The festival is back!

音もアートもヴァンズも一緒くたに謳歌した、
グリーンルーム フェスティバル’22 回想録。

夏の訪れを感じさせるイベントは数あれど、初夏の太陽の下で開かれる「グリーンルームフェスティバル(GREENROOM FESTIVAL)」はやっぱり格別。去る5月28日(土)から「横浜赤レンガ倉庫」で開催された2日限りの祭典は、熱いライブやイベントで連日大盛り上がりを見せました。毎度好評のフリーエリアには無数のブースが立ち並び、〈ヴァンズ〉がサポートしたアートエリアでは総勢24組によるアートワークが展示されるなど、どこをとっても絵になる都市型フェスの決定版。そんな活気に満ち溢れていた「グリーンルーム フェスティバル'22」初日の模様をレポート!

シューズボックスでアートを表現する意義。

PROFILE

平沼久幸
イラストレーター

1985年、東京都生まれ。大手セレクトショップやアパレルメーカーでPRを務めた後、2019年よりイラストレーターとして独立。フイナムをはじめ、ファッションメディアや書籍を中心にイラストを寄稿。〈MOUNTAIN RESERCH〉や〈UNIQLO〉、〈HAMILTON〉など、クライアントワークも多岐に渡る。
Instagram:@hiranuma_hisayuki

PROFILE

Gramas
イラストレーター

2016年にカリフォルニアで描いた「iphoneman」でデビュー。その後、活動の拠点を東京に移し、雑誌POPEYEへのイラスト提供やアパレルブランドとのコラボレーションなど幅広く活動中。独学の“下手ウマタッチ”なイラストが特徴。
Instagram:@graphicmaster_koba

PROFILE

Kota Toyoda
アーティスト

1991年、大阪生まれ。15歳から作家活動を始める。主に星空や宇宙をテーマにした作品を製作。2017年に「Nepenthes New York」で初の海外個展『Home At Last』を行う。2020年には「BEAMS JAPAN B GALLERY」で展覧会『STAR CHILD』を開催。現在、その巡回展『STARCHILDREN』を大阪の「Chignitta Space」からスタートさせ、6月には東京の下北沢「reload」で開催予定。
Instagram:@kota_toyoda

左から、Toyodaさん、Gramasさん、平沼さん

ー オファーを受けた時の率直な感想を教えてください。

平沼:まさか、あの〈ヴァンズ〉さんからオファーが来るなんて想像もしてませんでした。素直に嬉しかったです。オフィシャルで堂々と“VANS”って文字を書けて、作品にできるなんて光栄すぎますよね。

Gramas:ぼくは平沼さんとは違って、正直怖さがありました。なぜかというと、ぼく自身、スケートカルチャーやサーフカルチャーを通っていなかったから。でも、6人のアイコンについて調べているうちに、それぞれの人となりやカルチャーを知れて、結果的にとても良い経験になりました。

Toyoda:ぼくもGramasさんと同じようにスケーターではないけれど、〈ヴァンズ〉の靴は小さい頃から履いてきたので、純粋に嬉しかった。スケートカルチャーを自分のフィルターを通して表現するなんて、あまりない機会なので。

データセット:
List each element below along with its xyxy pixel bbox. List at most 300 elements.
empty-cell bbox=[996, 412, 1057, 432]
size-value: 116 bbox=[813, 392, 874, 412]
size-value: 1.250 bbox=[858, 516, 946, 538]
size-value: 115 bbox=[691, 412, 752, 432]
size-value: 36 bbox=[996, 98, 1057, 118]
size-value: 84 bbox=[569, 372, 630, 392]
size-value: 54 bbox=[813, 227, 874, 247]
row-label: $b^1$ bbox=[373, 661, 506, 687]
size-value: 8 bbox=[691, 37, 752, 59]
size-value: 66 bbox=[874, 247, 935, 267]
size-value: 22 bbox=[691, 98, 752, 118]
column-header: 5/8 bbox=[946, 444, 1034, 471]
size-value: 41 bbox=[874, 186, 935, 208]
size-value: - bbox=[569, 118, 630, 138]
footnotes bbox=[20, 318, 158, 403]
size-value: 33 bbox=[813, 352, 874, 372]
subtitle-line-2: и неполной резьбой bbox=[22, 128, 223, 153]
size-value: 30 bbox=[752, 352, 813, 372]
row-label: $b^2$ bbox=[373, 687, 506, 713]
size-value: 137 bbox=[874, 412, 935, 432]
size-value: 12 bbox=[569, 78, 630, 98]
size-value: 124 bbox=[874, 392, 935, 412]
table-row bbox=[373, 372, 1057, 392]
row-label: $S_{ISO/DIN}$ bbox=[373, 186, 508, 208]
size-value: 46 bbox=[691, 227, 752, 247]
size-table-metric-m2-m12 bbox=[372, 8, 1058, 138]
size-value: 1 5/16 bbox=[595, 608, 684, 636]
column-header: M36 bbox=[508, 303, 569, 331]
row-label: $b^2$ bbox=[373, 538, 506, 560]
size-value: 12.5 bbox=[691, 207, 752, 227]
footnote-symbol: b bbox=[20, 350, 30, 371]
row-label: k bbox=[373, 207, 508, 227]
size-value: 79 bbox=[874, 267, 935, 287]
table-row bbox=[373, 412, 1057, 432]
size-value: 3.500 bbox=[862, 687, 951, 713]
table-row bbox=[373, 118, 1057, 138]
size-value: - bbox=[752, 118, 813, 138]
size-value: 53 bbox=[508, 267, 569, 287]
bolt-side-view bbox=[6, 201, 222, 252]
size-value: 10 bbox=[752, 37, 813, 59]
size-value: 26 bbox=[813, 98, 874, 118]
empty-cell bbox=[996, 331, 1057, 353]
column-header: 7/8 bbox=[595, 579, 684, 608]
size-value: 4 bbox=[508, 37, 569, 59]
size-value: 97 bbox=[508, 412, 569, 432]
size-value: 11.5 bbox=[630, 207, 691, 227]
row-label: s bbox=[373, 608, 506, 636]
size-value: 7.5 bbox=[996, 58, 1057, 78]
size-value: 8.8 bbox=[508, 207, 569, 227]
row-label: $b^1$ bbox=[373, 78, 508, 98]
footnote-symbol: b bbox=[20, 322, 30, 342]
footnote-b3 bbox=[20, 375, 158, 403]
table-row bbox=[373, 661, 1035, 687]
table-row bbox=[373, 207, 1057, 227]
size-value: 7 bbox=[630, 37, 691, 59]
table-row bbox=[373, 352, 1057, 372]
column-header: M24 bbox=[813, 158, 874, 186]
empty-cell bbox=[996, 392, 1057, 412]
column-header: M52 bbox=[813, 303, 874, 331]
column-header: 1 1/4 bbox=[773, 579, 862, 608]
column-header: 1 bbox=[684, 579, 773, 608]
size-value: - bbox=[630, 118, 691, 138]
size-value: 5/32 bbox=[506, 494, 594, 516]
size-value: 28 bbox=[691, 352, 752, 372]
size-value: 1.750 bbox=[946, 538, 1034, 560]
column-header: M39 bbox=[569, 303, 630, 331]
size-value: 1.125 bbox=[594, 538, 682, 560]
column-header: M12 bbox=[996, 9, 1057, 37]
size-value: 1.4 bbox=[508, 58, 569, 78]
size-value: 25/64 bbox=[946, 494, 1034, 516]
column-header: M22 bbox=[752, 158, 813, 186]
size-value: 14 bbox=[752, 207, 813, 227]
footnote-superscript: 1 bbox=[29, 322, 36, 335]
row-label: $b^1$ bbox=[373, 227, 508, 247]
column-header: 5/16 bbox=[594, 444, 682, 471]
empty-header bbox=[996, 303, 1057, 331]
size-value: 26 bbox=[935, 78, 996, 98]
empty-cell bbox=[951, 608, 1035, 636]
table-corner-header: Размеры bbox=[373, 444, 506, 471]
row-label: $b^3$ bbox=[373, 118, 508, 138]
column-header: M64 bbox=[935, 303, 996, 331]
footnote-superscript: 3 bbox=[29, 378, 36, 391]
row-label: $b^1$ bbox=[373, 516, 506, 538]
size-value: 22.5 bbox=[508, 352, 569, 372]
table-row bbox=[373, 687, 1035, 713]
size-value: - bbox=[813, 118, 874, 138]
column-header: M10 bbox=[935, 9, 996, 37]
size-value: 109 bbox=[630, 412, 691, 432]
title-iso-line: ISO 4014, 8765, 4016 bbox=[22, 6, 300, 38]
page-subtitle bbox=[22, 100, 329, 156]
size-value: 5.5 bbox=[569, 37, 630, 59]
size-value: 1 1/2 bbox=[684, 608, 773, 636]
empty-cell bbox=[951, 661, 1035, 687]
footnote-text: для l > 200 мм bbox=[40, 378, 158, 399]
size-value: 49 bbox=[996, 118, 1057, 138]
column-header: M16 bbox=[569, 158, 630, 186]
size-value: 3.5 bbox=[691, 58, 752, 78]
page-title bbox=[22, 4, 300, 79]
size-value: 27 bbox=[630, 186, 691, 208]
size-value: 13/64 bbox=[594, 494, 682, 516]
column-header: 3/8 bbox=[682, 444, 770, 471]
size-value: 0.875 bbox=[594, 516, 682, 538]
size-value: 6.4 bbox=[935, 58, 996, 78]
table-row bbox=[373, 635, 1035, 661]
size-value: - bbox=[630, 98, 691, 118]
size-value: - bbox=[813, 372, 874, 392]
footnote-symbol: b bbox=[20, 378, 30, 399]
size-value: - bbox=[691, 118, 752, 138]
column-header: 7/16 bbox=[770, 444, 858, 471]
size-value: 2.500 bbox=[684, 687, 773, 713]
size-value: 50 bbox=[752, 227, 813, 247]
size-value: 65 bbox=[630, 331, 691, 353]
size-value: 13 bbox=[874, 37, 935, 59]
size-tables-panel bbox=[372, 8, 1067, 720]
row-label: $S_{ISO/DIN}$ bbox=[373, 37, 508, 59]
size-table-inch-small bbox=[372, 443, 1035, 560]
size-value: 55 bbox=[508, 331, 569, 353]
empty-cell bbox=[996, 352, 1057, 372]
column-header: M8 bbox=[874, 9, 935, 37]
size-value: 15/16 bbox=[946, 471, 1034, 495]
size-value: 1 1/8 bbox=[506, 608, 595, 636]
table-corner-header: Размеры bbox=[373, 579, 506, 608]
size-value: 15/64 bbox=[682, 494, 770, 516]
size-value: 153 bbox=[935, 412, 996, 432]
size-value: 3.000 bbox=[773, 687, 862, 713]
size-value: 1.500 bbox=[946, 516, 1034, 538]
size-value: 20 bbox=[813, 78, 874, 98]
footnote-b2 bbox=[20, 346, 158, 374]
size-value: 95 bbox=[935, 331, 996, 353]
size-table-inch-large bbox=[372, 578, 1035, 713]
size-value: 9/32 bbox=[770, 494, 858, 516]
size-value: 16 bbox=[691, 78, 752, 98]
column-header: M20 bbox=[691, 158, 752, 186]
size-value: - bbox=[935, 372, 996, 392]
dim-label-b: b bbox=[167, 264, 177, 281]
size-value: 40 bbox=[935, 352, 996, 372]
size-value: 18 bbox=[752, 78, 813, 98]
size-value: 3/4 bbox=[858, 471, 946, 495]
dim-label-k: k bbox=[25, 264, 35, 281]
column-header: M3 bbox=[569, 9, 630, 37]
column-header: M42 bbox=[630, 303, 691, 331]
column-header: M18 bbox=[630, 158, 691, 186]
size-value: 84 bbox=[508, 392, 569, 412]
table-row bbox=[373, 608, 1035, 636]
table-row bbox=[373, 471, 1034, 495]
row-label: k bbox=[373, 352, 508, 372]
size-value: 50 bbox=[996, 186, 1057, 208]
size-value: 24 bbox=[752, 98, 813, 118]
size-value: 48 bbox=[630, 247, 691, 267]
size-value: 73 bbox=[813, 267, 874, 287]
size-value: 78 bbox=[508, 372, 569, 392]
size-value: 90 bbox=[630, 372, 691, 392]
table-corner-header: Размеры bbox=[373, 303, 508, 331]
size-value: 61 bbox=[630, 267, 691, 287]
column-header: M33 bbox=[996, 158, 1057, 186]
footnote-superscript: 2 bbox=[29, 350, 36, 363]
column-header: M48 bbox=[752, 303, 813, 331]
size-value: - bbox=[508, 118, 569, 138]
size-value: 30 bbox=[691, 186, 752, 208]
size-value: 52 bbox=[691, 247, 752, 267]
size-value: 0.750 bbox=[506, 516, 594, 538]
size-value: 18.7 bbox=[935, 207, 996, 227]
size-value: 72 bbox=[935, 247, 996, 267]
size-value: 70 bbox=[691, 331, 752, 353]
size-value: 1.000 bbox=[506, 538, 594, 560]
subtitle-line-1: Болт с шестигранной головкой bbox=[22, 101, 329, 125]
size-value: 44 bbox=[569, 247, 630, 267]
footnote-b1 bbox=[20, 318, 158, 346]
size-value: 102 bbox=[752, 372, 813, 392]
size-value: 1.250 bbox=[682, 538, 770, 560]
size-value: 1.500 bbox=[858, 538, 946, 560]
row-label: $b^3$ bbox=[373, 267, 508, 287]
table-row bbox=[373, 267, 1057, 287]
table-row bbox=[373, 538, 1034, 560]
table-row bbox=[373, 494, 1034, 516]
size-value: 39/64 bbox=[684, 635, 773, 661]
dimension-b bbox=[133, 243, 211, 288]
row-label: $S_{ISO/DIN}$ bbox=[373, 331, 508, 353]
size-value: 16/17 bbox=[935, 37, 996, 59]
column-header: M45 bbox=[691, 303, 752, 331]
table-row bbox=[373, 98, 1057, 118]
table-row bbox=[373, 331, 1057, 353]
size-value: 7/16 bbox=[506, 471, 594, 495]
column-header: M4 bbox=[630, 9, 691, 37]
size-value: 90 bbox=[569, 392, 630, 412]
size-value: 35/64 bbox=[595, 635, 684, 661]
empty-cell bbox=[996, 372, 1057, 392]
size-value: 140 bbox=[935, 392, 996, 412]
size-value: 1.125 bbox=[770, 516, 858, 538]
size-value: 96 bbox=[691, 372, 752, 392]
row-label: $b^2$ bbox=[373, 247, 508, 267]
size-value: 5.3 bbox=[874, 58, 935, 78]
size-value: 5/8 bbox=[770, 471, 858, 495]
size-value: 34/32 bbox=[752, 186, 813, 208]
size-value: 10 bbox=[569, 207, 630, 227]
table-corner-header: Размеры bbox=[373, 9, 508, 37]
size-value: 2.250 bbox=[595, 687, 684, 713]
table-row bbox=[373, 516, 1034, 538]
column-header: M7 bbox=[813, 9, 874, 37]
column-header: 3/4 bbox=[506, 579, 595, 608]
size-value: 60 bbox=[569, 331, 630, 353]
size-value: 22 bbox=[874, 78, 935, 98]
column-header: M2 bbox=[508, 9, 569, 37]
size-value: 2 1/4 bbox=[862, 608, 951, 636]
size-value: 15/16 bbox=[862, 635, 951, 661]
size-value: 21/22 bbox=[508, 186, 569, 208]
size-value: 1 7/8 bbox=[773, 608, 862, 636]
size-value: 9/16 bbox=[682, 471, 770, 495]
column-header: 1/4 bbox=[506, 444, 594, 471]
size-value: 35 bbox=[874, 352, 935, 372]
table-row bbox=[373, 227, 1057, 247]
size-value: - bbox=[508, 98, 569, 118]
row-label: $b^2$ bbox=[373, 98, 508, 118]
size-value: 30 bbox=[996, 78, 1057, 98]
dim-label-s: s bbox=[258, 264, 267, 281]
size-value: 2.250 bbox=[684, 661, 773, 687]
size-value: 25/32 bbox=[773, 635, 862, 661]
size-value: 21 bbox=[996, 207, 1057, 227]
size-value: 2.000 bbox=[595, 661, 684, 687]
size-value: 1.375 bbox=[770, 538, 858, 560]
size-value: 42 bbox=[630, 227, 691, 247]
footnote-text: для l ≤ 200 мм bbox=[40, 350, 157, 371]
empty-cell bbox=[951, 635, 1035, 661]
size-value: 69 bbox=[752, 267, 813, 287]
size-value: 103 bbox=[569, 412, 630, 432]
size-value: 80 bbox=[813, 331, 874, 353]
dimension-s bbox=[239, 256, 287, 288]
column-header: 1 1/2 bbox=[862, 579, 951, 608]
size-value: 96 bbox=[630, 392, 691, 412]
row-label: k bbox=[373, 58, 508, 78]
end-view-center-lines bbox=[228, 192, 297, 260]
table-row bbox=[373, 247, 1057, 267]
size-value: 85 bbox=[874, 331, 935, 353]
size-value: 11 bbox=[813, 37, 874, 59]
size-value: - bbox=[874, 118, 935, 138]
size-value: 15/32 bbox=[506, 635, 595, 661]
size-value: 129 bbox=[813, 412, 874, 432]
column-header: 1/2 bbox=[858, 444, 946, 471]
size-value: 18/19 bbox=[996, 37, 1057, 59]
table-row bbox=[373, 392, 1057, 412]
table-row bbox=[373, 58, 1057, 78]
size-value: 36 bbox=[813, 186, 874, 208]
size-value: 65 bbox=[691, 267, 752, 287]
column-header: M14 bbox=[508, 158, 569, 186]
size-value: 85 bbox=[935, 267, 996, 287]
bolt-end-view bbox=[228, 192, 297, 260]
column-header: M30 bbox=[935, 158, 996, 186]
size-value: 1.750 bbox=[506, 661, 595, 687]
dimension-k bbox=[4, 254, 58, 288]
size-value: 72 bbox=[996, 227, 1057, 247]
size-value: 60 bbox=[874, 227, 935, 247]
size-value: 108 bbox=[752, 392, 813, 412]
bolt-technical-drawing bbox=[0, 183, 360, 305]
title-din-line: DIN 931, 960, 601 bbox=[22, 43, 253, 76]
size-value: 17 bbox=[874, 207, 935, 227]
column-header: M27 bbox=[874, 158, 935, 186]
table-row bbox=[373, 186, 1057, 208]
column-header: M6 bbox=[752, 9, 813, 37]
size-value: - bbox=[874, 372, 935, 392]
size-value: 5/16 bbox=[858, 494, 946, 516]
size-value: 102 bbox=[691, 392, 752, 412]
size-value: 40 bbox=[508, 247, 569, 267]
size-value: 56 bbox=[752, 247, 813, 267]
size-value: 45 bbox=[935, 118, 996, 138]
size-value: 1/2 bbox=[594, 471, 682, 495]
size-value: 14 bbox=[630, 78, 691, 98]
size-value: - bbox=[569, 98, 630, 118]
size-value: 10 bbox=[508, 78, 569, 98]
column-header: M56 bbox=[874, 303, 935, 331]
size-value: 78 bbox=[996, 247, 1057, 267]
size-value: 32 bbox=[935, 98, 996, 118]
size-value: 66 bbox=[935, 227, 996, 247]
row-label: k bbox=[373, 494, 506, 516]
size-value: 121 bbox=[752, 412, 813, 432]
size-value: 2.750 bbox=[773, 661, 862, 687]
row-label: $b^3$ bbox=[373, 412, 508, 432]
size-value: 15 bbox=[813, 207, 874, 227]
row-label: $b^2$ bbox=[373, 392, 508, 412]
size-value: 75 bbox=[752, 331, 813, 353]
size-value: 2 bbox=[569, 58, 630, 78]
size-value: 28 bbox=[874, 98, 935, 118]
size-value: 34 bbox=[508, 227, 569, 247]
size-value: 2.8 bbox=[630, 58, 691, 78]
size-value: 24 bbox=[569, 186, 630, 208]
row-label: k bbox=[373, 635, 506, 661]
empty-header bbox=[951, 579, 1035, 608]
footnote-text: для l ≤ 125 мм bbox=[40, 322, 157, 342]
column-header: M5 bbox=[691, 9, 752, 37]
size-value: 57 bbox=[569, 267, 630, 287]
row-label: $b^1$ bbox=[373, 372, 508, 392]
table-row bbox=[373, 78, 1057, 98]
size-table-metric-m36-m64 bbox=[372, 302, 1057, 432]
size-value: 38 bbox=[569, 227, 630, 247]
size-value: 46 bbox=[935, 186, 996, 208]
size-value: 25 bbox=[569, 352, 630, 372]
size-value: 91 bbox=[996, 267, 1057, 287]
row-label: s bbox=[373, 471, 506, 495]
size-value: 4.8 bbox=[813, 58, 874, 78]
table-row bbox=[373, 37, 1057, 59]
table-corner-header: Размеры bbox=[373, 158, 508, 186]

やること: 本文を一字も変えずに書き写してください。「Instagram:@graphicmaster_koba」のあるところから始めて、「ー オファーを受けた時の率直な感想を教えてください。」まで書いたら止めてください。 答えには本文だけを使ってください。

正しい答え:
Instagram:@graphicmaster_koba

PROFILE

Kota Toyoda
アーティスト

1991年、大阪生まれ。15歳から作家活動を始める。主に星空や宇宙をテーマにした作品を製作。2017年に「Nepenthes New York」で初の海外個展『Home At Last』を行う。2020年には「BEAMS JAPAN B GALLERY」で展覧会『STAR CHILD』を開催。現在、その巡回展『STARCHILDREN』を大阪の「Chignitta Space」からスタートさせ、6月には東京の下北沢「reload」で開催予定。
Instagram:@kota_toyoda

左から、Toyodaさん、Gramasさん、平沼さん

ー オファーを受けた時の率直な感想を教えてください。